Supplied records
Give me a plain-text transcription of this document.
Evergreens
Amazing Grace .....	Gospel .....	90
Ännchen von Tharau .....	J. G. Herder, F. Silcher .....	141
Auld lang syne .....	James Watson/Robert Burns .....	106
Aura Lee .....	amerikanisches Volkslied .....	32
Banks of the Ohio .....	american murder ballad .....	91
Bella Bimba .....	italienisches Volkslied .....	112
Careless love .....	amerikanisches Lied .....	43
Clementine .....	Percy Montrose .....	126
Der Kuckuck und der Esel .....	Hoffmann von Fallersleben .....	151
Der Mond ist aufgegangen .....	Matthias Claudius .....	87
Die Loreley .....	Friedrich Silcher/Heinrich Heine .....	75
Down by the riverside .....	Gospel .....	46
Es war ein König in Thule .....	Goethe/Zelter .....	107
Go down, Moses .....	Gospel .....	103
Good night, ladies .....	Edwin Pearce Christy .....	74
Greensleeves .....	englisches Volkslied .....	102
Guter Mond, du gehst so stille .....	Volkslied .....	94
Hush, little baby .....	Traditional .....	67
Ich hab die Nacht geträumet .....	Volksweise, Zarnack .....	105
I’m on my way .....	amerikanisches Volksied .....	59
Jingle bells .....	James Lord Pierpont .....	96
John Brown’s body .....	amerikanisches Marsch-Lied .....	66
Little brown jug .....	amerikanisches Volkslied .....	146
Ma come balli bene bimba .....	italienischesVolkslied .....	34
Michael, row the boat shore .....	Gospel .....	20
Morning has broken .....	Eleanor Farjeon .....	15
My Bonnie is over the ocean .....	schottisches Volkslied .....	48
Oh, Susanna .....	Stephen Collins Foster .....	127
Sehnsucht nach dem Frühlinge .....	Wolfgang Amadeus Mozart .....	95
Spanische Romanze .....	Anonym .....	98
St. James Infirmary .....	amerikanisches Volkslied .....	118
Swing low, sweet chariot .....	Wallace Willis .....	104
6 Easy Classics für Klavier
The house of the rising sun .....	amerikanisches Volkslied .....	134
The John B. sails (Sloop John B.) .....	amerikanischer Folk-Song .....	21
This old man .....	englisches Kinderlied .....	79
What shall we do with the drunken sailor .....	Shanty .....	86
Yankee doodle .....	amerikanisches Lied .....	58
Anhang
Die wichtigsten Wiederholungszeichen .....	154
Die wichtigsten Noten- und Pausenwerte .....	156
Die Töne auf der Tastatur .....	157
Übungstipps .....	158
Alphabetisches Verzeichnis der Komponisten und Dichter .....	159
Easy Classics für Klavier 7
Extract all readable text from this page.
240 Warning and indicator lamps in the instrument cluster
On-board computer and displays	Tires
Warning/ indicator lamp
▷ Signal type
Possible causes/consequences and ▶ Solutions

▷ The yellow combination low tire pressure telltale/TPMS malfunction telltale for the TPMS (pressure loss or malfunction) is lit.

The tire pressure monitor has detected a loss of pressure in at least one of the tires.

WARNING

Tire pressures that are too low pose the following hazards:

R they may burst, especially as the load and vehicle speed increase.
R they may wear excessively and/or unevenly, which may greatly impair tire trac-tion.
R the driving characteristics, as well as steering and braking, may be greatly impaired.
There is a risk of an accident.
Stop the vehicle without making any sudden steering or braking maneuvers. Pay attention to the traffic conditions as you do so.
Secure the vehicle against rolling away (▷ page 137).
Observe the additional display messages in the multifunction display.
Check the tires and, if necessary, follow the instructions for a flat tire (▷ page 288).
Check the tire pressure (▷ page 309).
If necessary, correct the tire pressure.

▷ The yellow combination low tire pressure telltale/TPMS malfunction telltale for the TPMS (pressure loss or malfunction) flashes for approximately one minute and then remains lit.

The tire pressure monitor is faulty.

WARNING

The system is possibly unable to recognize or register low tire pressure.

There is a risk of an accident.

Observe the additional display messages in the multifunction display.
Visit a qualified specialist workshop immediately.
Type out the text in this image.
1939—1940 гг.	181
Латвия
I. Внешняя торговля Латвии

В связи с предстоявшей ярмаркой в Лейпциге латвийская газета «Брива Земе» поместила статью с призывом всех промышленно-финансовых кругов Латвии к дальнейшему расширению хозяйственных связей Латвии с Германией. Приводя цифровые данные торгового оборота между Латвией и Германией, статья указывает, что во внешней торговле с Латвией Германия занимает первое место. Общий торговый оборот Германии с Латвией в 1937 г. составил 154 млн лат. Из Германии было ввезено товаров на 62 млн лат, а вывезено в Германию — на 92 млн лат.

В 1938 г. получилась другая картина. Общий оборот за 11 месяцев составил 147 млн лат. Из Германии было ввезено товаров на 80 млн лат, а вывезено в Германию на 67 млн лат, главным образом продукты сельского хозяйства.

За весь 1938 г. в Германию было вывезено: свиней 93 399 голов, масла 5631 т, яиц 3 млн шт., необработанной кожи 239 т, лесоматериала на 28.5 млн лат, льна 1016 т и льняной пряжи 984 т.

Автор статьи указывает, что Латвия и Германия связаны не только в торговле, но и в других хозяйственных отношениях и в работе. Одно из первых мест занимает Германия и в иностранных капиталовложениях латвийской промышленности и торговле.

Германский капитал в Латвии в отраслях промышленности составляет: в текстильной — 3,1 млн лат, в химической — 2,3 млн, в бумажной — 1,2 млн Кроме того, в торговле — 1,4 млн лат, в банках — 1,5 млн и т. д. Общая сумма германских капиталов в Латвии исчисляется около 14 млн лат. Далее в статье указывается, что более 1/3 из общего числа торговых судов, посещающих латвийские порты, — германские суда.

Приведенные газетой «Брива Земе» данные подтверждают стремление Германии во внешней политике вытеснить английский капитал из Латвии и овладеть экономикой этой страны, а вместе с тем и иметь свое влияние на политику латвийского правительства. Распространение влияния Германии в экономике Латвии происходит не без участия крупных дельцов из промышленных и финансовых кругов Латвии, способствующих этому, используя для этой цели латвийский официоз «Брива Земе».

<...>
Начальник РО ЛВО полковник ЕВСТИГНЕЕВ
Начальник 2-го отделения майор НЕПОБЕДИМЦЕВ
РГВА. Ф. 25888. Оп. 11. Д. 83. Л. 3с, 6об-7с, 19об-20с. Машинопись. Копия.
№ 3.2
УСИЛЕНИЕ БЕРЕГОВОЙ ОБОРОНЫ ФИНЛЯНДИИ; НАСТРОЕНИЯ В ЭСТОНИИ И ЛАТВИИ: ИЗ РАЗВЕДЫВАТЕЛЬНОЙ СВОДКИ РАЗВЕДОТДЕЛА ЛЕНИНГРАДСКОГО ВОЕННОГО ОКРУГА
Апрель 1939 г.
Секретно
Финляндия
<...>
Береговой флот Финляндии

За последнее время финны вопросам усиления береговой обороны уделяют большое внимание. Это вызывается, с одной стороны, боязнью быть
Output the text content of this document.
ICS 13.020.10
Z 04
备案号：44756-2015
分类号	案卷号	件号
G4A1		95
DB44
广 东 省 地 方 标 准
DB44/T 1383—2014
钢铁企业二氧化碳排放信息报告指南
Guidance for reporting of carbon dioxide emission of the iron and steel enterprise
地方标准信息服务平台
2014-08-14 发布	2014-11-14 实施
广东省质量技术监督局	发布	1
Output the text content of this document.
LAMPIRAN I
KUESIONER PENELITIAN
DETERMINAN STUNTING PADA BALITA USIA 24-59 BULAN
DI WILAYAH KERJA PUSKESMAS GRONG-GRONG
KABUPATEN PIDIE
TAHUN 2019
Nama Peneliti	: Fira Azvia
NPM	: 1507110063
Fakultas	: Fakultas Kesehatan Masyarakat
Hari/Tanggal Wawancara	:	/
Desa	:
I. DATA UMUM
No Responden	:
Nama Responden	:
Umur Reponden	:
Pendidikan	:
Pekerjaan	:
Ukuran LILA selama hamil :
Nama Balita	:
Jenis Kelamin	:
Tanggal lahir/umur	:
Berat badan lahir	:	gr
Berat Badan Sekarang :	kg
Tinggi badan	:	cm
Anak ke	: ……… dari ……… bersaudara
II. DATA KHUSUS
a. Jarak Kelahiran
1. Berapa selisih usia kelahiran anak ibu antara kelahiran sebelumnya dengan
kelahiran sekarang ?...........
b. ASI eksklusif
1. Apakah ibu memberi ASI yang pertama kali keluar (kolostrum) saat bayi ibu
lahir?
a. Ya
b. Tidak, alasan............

Task brief
Copy out every line holding the string "занимает".

Solved problem
В связи с предстоявшей ярмаркой в Лейпциге латвийская газета «Брива Земе» поместила статью с призывом всех промышленно-финансовых кругов Латвии к дальнейшему расширению хозяйственных связей Латвии с Германией. Приводя цифровые данные торгового оборота между Латвией и Германией, статья указывает, что во внешней торговле с Латвией Германия занимает первое место. Общий торговый оборот Германии с Латвией в 1937 г. составил 154 млн лат. Из Германии было ввезено товаров на 62 млн лат, а вывезено в Германию — на 92 млн лат.
Автор статьи указывает, что Латвия и Германия связаны не только в торговле, но и в других хозяйственных отношениях и в работе. Одно из первых мест занимает Германия и в иностранных капиталовложениях латвийской промышленности и торговле.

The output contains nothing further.